Extract the stretch of lines that starts at the line with "Read out every word on this page." and ends at the last line of the data below. Give it exactly, without pictures.

>> Start Information shown

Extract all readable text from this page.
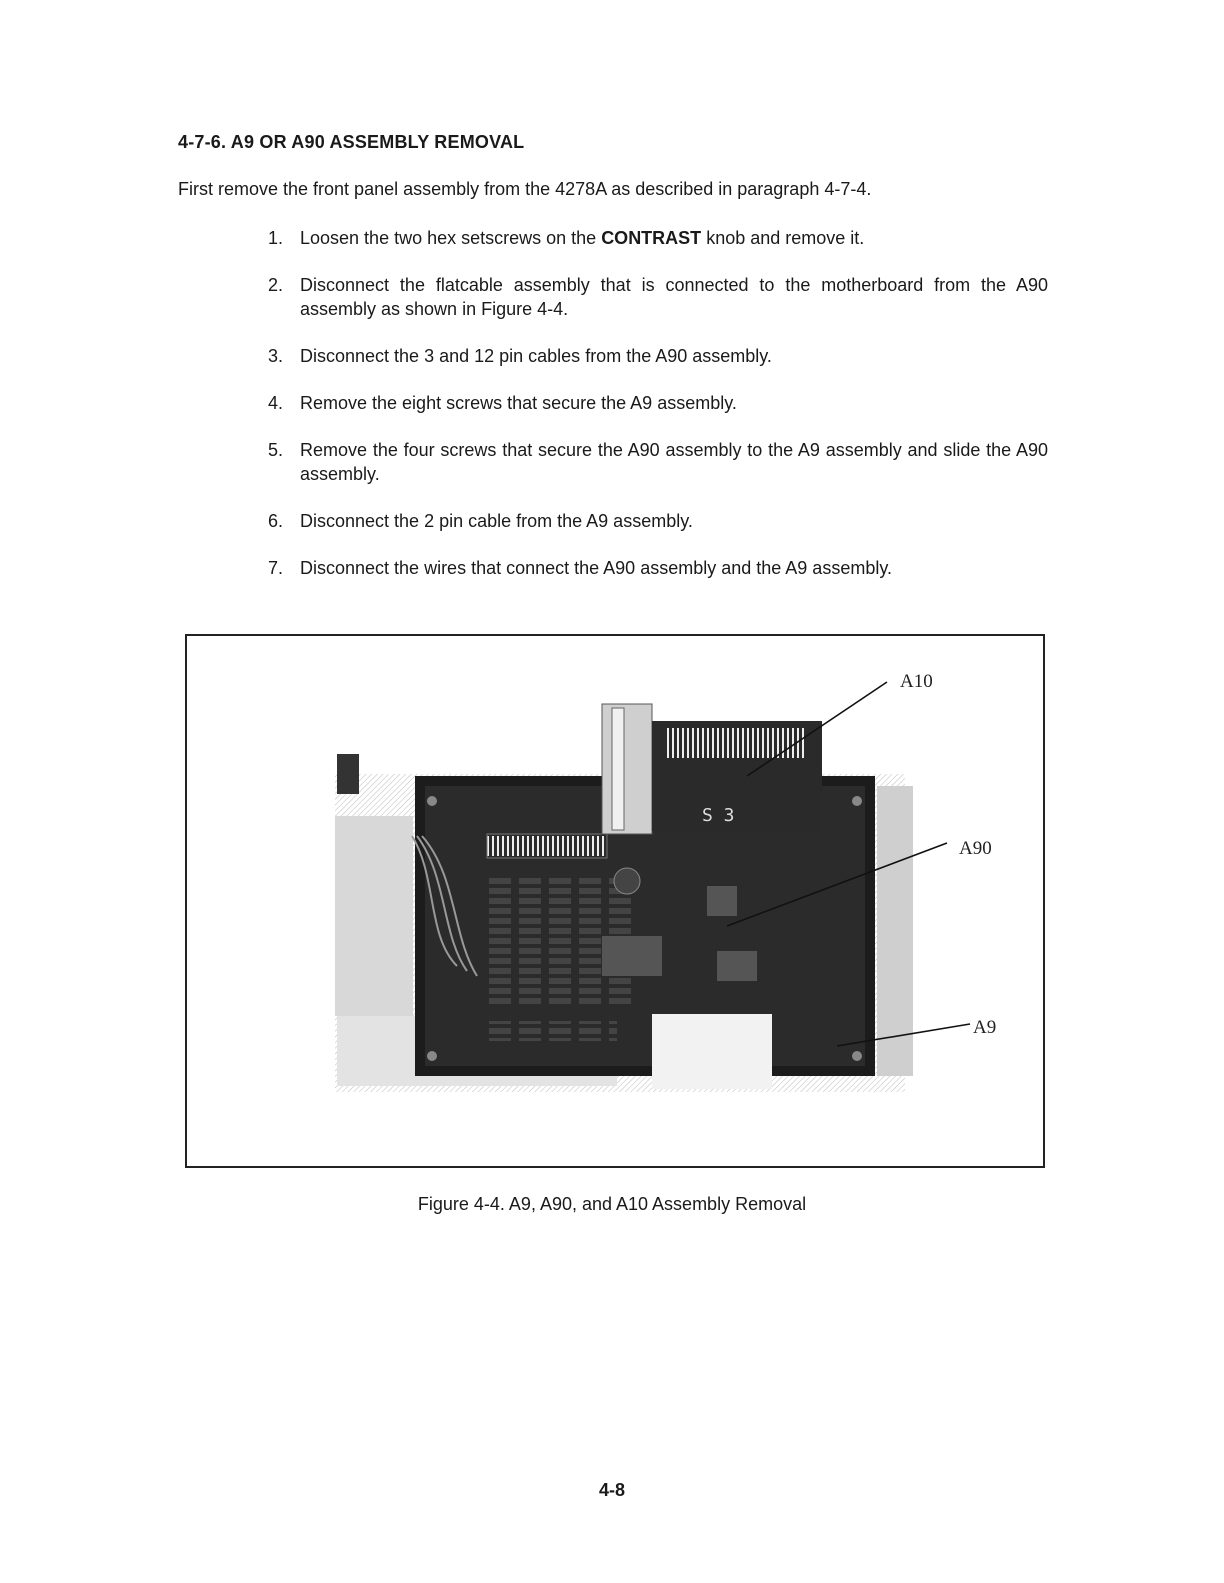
4-7-6. A9 OR A90 ASSEMBLY REMOVAL
First remove the front panel assembly from the 4278A as described in paragraph 4-7-4.
1. Loosen the two hex setscrews on the CONTRAST knob and remove it.
2. Disconnect the flatcable assembly that is connected to the motherboard from the A90 assembly as shown in Figure 4-4.
3. Disconnect the 3 and 12 pin cables from the A90 assembly.
4. Remove the eight screws that secure the A9 assembly.
5. Remove the four screws that secure the A90 assembly to the A9 assembly and slide the A90 assembly.
6. Disconnect the 2 pin cable from the A9 assembly.
7. Disconnect the wires that connect the A90 assembly and the A9 assembly.
S 3
A10
A90
A9
Figure 4-4. A9, A90, and A10 Assembly Removal
4-8
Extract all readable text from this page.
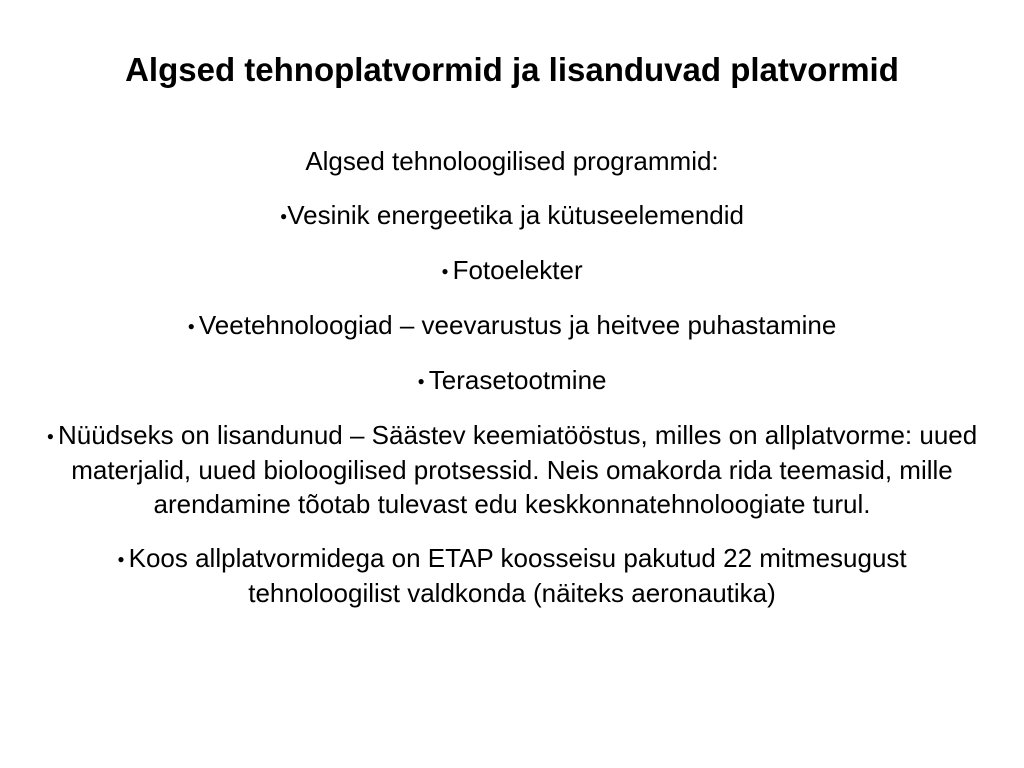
Algsed tehnoplatvormid ja lisanduvad platvormid

Algsed tehnoloogilised programmid:

●Vesinik energeetika ja kütuseelemendid

● Fotoelekter

● Veetehnoloogiad – veevarustus ja heitvee puhastamine

● Terasetootmine

● Nüüdseks on lisandunud – Säästev keemiatööstus, milles on allplatvorme: uued materjalid, uued bioloogilised protsessid. Neis omakorda rida teemasid, mille arendamine tõotab tulevast edu keskkonnatehnoloogiate turul.

● Koos allplatvormidega on ETAP koosseisu pakutud 22 mitmesugust tehnoloogilist valdkonda (näiteks aeronautika)
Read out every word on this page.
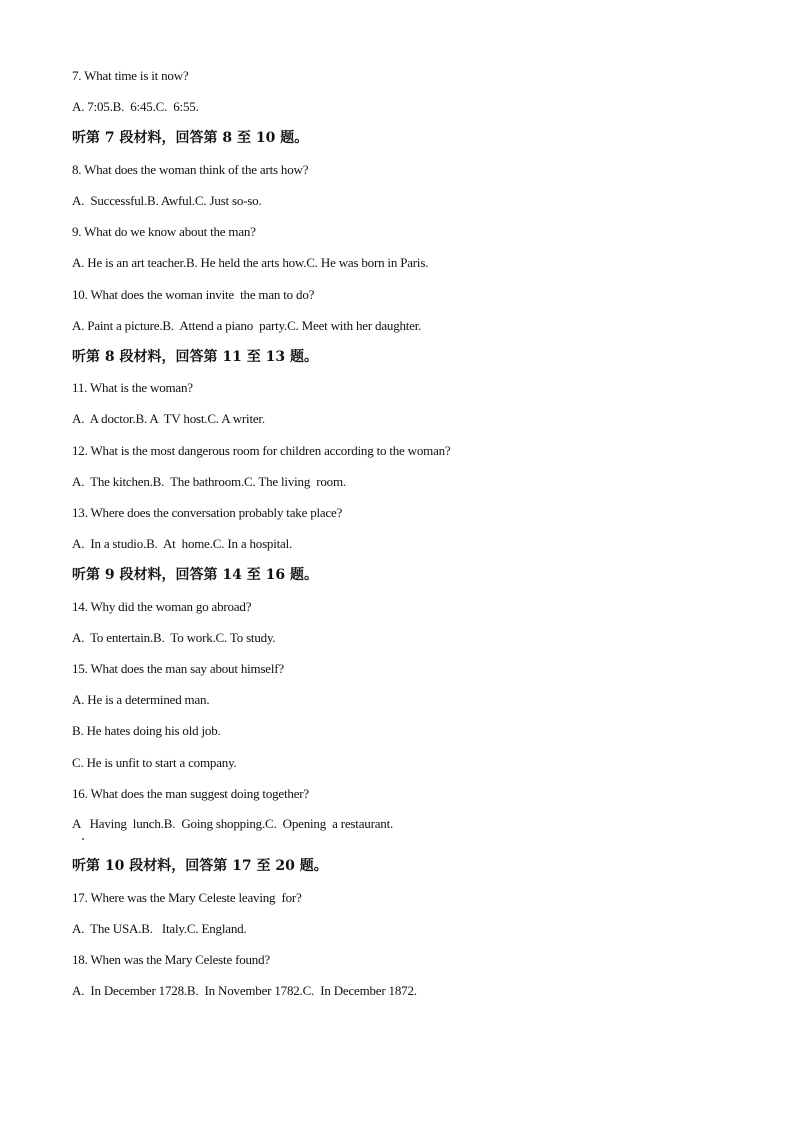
7. What time is it now?
A. 7:05.B.  6:45.C.  6:55.
听第 7 段材料，回答第 8 至 10 题。
8. What does the woman think of the arts how?
A.  Successful.B. Awful.C. Just so-so.
9. What do we know about the man?
A. He is an art teacher.B. He held the arts how.C. He was born in Paris.
10. What does the woman invite  the man to do?
A. Paint a picture.B.  Attend a piano  party.C. Meet with her daughter.
听第 8 段材料，回答第 11 至 13 题。
11. What is the woman?
A.  A doctor.B. A  TV host.C. A writer.
12. What is the most dangerous room for children according to the woman?
A.  The kitchen.B.  The bathroom.C. The living  room.
13. Where does the conversation probably take place?
A.  In a studio.B.  At  home.C. In a hospital.
听第 9 段材料，回答第 14 至 16 题。
14. Why did the woman go abroad?
A.  To entertain.B.  To work.C. To study.
15. What does the man say about himself?
A. He is a determined man.
B. He hates doing his old job.
C. He is unfit to start a company.
16. What does the man suggest doing together?
A   Having  lunch.B.  Going shopping.C.  Opening  a restaurant.
听第 10 段材料，回答第 17 至 20 题。
17. Where was the Mary Celeste leaving  for?
A.  The USA.B.   Italy.C. England.
18. When was the Mary Celeste found?
A.  In December 1728.B.  In November 1782.C.  In December 1872.
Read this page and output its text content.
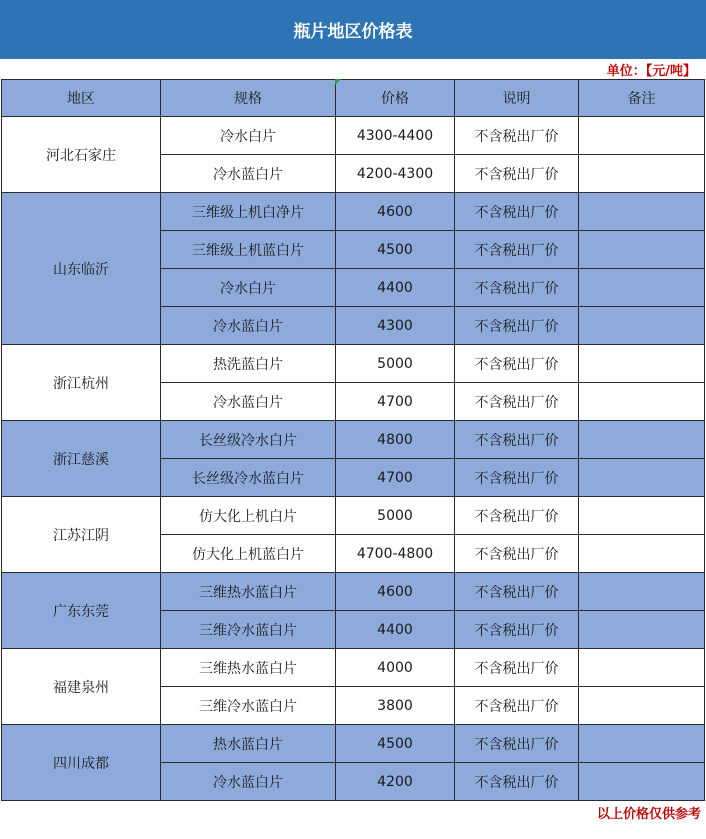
瓶片地区价格表
单位：【元/吨】
地区	规格	价格	说明	备注
河北石家庄	冷水白片	4300-4400	不含税出厂价	
	冷水蓝白片	4200-4300	不含税出厂价	
山东临沂	三维级上机白净片	4600	不含税出厂价	
	三维级上机蓝白片	4500	不含税出厂价	
	冷水白片	4400	不含税出厂价	
	冷水蓝白片	4300	不含税出厂价	
浙江杭州	热洗蓝白片	5000	不含税出厂价	
	冷水蓝白片	4700	不含税出厂价	
浙江慈溪	长丝级冷水白片	4800	不含税出厂价	
	长丝级冷水蓝白片	4700	不含税出厂价	
江苏江阴	仿大化上机白片	5000	不含税出厂价	
	仿大化上机蓝白片	4700-4800	不含税出厂价	
广东东莞	三维热水蓝白片	4600	不含税出厂价	
	三维冷水蓝白片	4400	不含税出厂价	
福建泉州	三维热水蓝白片	4000	不含税出厂价	
	三维冷水蓝白片	3800	不含税出厂价	
四川成都	热水蓝白片	4500	不含税出厂价	
	冷水蓝白片	4200	不含税出厂价	
以上价格仅供参考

>> End Information shown

→ Exercise result:
Read out every word on this page.
7. What time is it now?
A. 7:05.B.  6:45.C.  6:55.
听第 7 段材料，回答第 8 至 10 题。
8. What does the woman think of the arts how?
A.  Successful.B. Awful.C. Just so-so.
9. What do we know about the man?
A. He is an art teacher.B. He held the arts how.C. He was born in Paris.
10. What does the woman invite  the man to do?
A. Paint a picture.B.  Attend a piano  party.C. Meet with her daughter.
听第 8 段材料，回答第 11 至 13 题。
11. What is the woman?
A.  A doctor.B. A  TV host.C. A writer.
12. What is the most dangerous room for children according to the woman?
A.  The kitchen.B.  The bathroom.C. The living  room.
13. Where does the conversation probably take place?
A.  In a studio.B.  At  home.C. In a hospital.
听第 9 段材料，回答第 14 至 16 题。
14. Why did the woman go abroad?
A.  To entertain.B.  To work.C. To study.
15. What does the man say about himself?
A. He is a determined man.
B. He hates doing his old job.
C. He is unfit to start a company.
16. What does the man suggest doing together?
A   Having  lunch.B.  Going shopping.C.  Opening  a restaurant.
听第 10 段材料，回答第 17 至 20 题。
17. Where was the Mary Celeste leaving  for?
A.  The USA.B.   Italy.C. England.
18. When was the Mary Celeste found?
A.  In December 1728.B.  In November 1782.C.  In December 1872.
Read this page and output its text content.
瓶片地区价格表
单位：【元/吨】
地区	规格	价格	说明	备注
河北石家庄	冷水白片	4300-4400	不含税出厂价	
	冷水蓝白片	4200-4300	不含税出厂价	
山东临沂	三维级上机白净片	4600	不含税出厂价	
	三维级上机蓝白片	4500	不含税出厂价	
	冷水白片	4400	不含税出厂价	
	冷水蓝白片	4300	不含税出厂价	
浙江杭州	热洗蓝白片	5000	不含税出厂价	
	冷水蓝白片	4700	不含税出厂价	
浙江慈溪	长丝级冷水白片	4800	不含税出厂价	
	长丝级冷水蓝白片	4700	不含税出厂价	
江苏江阴	仿大化上机白片	5000	不含税出厂价	
	仿大化上机蓝白片	4700-4800	不含税出厂价	
广东东莞	三维热水蓝白片	4600	不含税出厂价	
	三维冷水蓝白片	4400	不含税出厂价	
福建泉州	三维热水蓝白片	4000	不含税出厂价	
	三维冷水蓝白片	3800	不含税出厂价	
四川成都	热水蓝白片	4500	不含税出厂价	
	冷水蓝白片	4200	不含税出厂价	
以上价格仅供参考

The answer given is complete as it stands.